EXERCISE DETAILS:
Wherever the word "ЛИХАНСКАЯ" shows up in a line, please copy that line.

Source records
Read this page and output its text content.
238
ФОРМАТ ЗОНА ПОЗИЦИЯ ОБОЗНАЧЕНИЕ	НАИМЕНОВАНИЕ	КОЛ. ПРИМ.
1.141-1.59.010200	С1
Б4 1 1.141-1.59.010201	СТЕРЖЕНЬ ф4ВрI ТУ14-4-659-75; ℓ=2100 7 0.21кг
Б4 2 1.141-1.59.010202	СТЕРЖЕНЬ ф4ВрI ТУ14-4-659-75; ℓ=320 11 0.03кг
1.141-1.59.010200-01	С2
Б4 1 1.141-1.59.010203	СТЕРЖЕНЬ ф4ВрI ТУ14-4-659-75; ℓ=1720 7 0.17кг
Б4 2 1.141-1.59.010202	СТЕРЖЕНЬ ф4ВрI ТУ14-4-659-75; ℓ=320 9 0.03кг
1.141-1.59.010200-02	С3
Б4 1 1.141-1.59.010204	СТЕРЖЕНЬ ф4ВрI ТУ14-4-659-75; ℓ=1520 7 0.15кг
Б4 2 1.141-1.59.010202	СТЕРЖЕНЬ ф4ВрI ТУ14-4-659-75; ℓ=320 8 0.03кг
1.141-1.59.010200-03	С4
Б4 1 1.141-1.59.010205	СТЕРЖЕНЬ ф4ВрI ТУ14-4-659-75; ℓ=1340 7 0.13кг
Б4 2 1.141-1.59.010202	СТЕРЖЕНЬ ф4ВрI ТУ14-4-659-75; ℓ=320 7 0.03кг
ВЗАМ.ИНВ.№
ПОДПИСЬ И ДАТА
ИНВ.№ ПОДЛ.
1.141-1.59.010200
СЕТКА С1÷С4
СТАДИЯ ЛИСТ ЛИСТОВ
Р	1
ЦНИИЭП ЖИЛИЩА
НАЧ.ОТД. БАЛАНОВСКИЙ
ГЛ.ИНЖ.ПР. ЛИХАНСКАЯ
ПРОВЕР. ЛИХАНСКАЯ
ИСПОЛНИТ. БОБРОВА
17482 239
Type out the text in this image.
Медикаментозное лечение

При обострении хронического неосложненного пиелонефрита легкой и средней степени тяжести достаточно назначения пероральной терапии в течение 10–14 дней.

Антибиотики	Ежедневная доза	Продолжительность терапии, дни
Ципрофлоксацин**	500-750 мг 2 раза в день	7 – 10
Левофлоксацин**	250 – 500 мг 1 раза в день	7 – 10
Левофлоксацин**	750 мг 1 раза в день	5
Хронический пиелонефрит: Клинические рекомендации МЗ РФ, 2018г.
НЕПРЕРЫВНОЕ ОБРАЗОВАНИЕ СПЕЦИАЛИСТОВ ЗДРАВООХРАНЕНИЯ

RESULT OF THE TASK:
ГЛ.ИНЖ.ПР. ЛИХАНСКАЯ
ПРОВЕР. ЛИХАНСКАЯ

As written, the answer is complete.